Repeat each entry as written, dropping any picture you find.

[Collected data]
^^^^

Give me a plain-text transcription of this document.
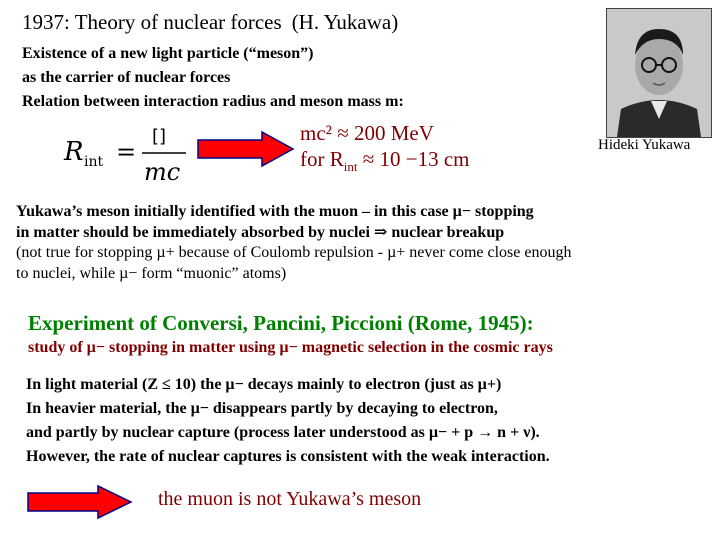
1937: Theory of nuclear forces (H. Yukawa)
Existence of a new light particle (“meson”)
as the carrier of nuclear forces
Relation between interaction radius and meson mass m:
R int =
[]
mc
mc² ≈ 200 MeV
for $R_{int} \approx 10 -13$ cm
Hideki Yukawa
Yukawa’s meson initially identified with the muon – in this case µ− stopping
in matter should be immediately absorbed by nuclei ⇒ nuclear breakup
(not true for stopping µ+ because of Coulomb repulsion - µ+ never come close enough
to nuclei, while µ− form “muonic” atoms)
Experiment of Conversi, Pancini, Piccioni (Rome, 1945):
study of µ− stopping in matter using µ− magnetic selection in the cosmic rays
In light material (Z ≤ 10) the µ− decays mainly to electron (just as µ+)
In heavier material, the µ− disappears partly by decaying to electron,
and partly by nuclear capture (process later understood as µ− + p → n + ν).
However, the rate of nuclear captures is consistent with the weak interaction.
the muon is not Yukawa’s meson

^^^^

**Exercise response**
Give me a plain-text transcription of this document.
1937: Theory of nuclear forces (H. Yukawa)
Existence of a new light particle (“meson”)
as the carrier of nuclear forces
Relation between interaction radius and meson mass m:
R int =
[]
mc
mc² ≈ 200 MeV
for $R_{int} \approx 10 -13$ cm
Hideki Yukawa
Yukawa’s meson initially identified with the muon – in this case µ− stopping
in matter should be immediately absorbed by nuclei ⇒ nuclear breakup
(not true for stopping µ+ because of Coulomb repulsion - µ+ never come close enough
to nuclei, while µ− form “muonic” atoms)
Experiment of Conversi, Pancini, Piccioni (Rome, 1945):
study of µ− stopping in matter using µ− magnetic selection in the cosmic rays
In light material (Z ≤ 10) the µ− decays mainly to electron (just as µ+)
In heavier material, the µ− disappears partly by decaying to electron,
and partly by nuclear capture (process later understood as µ− + p → n + ν).
However, the rate of nuclear captures is consistent with the weak interaction.
the muon is not Yukawa’s meson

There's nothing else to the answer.